Source passage >>
※ ※ ※
Introduction
By default, next-sitemap generates sitemap files directly in the public/
directory. This implies that the standard sitemap storage location would be in the form of https://<your website name>/sitemap.xml
.
Sitemap Privacy
A sitemap can serve as a treasure map for web scrapers, as it provides a comprehensive list of links within a website. Once a scraper identifies the sitemap, they can navigate almost all pages of a site.
The sitemap's location should ideally only be known to search engines such as Google. When Google recognizes your sitemap, it also enhances visibility on other search engines like Yahoo! Japan or Bing, improving your site's SEO. There's no need to reveal the sitemap location to scrapers. If left to default, the sitemap at /sitemap.xml
is an open invitation for endless crawling by web scrapers. This underscores the importance of altering the default sitemap storage location to prevent it from being easily accessible by scrapers.
Changing the Sitemap Directory
With the next-sitemap library, it is possible to change the location where the sitemap is saved. This can be achieved by specifying the outDir
in the next-sitemap.config.js
file. This feature provides users the flexibility to store their sitemap at a location of their choosing.
To illustrate, you can specify outDir
in the next-sitemap.config.js
file as shown below. This will direct the output of sitemap.xml
and robot.txt
to public/my-dir
.
/** @type {import('next-sitemap').IConfig} */
module.exports = {
siteUrl: 'https://io.traffine.com/',
generateRobotsTxt: true,
sitemapSize: 7000,
+ outDir: './public/my-dir'
};
Incorrect Directions in robots.txt and sitemap.xml
An issue that users face is that robots.txt
and sitemap.xml
do not correctly point to the directory specified in outDir
. Let's see the generated entries:
# *
User-agent: *
Allow: /
# Host
Host: https://hoge.jp
# Sitemaps
Sitemap: https://io.traffine.com/sitemap.xml # here is the problem
<?xml version="1.0" encoding="UTF-8"?>
<sitemapindex xmlns="http://www.sitemaps.org/schemas/sitemap/0.9">
<sitemap><loc>https://io.traffine.com/sitemap-0.xml</loc></sitemap> <!-- Here is the problem -->
</sitemapindex>
As seen, these files are incorrectly pointing to the path as if generated in /public
.
※ ※ ※
Information given >>
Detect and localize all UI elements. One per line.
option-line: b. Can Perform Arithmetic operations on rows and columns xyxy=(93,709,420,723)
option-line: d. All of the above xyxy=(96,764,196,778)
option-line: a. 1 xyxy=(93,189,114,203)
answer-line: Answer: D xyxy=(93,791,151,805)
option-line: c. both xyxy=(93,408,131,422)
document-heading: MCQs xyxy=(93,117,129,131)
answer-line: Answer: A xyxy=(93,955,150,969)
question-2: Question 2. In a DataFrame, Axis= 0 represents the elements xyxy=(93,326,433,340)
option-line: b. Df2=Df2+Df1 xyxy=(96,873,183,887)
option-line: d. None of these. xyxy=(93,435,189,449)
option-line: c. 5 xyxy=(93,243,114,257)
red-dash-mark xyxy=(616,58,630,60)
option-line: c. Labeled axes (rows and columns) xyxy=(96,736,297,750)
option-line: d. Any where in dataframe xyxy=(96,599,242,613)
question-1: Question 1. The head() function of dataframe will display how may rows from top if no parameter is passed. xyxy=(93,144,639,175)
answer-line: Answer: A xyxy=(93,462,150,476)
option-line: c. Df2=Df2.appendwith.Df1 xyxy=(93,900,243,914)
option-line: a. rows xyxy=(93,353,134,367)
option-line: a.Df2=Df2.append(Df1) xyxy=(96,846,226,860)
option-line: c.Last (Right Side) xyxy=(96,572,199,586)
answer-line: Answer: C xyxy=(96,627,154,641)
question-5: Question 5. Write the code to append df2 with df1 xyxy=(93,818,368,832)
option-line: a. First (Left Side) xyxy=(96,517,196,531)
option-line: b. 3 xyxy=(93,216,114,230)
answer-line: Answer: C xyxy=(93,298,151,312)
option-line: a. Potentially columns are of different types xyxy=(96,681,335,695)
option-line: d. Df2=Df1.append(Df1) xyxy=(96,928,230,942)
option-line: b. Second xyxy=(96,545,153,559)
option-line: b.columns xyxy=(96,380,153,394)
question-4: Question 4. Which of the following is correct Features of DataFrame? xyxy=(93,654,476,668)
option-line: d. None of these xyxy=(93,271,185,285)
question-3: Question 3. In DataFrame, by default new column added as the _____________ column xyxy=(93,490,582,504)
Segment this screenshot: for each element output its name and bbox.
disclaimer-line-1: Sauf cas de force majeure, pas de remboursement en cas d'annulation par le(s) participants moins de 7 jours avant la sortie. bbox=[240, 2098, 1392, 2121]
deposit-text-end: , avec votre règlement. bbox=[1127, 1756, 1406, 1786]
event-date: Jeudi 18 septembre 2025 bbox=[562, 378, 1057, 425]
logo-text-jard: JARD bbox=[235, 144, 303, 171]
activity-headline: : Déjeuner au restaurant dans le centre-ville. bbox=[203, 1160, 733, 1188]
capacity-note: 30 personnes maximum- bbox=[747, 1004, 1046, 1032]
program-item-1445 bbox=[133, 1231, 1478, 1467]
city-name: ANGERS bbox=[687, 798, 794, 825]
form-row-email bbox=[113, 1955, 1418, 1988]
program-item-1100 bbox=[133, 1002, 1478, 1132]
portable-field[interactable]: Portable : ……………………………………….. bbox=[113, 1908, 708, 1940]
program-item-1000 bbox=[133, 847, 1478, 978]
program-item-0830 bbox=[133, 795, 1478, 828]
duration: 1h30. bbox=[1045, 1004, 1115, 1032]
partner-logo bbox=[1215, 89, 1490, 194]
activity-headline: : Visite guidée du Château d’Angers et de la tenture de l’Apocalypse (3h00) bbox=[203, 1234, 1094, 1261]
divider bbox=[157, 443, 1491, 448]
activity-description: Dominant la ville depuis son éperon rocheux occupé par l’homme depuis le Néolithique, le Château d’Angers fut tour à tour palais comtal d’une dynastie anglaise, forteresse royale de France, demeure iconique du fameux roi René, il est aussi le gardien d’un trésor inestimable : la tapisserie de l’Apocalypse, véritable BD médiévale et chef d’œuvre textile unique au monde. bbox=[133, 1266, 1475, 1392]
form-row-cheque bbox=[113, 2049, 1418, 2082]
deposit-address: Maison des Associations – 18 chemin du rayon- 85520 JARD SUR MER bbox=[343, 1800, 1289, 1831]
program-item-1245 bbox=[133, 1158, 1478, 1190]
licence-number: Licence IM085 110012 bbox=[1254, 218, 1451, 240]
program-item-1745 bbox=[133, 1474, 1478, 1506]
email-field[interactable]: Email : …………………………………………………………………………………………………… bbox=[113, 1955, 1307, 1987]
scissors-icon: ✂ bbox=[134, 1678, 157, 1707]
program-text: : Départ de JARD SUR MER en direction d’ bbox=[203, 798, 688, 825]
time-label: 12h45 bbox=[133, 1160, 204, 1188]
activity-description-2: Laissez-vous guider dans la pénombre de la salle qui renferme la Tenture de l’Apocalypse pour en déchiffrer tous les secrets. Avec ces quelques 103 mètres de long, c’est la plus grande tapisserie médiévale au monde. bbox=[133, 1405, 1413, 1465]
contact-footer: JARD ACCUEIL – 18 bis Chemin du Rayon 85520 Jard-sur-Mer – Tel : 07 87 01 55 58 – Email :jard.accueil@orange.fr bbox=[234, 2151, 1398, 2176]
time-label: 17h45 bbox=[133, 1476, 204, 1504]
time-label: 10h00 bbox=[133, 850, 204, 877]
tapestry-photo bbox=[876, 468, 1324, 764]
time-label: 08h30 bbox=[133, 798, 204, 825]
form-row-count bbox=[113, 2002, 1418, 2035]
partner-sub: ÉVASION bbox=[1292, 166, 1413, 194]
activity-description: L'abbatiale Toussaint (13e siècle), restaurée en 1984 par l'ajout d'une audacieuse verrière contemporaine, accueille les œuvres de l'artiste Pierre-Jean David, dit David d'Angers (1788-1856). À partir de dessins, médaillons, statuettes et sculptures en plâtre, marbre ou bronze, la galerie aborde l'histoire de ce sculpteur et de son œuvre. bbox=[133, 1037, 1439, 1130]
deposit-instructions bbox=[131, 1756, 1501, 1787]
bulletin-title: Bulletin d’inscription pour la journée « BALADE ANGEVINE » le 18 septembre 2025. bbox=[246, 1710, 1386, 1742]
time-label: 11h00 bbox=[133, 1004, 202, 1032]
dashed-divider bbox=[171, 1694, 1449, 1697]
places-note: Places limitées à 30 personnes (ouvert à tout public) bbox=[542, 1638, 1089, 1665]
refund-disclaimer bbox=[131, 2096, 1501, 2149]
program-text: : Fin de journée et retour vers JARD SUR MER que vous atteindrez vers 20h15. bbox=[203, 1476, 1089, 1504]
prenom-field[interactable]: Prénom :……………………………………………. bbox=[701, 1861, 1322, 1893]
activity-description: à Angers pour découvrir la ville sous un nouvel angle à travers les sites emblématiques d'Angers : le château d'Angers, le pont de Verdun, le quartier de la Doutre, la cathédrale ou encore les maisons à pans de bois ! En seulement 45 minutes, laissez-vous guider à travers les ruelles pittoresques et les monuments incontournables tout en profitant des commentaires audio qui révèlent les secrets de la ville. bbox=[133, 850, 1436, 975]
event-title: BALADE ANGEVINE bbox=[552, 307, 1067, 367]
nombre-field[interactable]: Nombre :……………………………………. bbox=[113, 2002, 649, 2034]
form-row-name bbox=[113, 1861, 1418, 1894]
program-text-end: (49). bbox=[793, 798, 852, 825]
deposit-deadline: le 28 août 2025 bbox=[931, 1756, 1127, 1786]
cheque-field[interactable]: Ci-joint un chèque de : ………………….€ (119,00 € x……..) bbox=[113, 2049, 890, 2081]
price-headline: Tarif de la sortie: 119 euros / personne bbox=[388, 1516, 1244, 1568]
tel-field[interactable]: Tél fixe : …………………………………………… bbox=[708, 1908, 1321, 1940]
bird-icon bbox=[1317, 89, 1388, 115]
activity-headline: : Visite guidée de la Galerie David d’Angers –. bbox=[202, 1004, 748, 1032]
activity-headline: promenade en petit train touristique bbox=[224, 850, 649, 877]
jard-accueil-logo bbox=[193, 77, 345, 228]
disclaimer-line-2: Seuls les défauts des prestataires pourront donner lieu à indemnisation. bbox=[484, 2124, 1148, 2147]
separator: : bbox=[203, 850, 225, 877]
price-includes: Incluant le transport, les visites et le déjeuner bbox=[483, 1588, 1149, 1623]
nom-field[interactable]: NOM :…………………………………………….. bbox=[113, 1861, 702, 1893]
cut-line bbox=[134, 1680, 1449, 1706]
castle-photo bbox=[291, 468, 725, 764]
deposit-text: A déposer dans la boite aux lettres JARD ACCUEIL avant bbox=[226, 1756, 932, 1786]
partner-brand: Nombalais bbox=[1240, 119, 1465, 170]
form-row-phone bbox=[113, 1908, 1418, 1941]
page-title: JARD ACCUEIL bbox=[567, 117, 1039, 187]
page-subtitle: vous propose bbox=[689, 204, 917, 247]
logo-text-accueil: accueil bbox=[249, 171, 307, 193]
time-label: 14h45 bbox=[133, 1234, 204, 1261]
※ ※ ※
Task directions >> Duplicate the part of the next-sitemap passage above that opens with the words containing "The sitemap's location" and closes with "accessible by scrapers.".

Solution to this exercise >>
The sitemap's location should ideally only be known to search engines such as Google. When Google recognizes your sitemap, it also enhances visibility on other search engines like Yahoo! Japan or Bing, improving your site's SEO. There's no need to reveal the sitemap location to scrapers. If left to default, the sitemap at /sitemap.xml
is an open invitation for endless crawling by web scrapers. This underscores the importance of altering the default sitemap storage location to prevent it from being easily accessible by scrapers.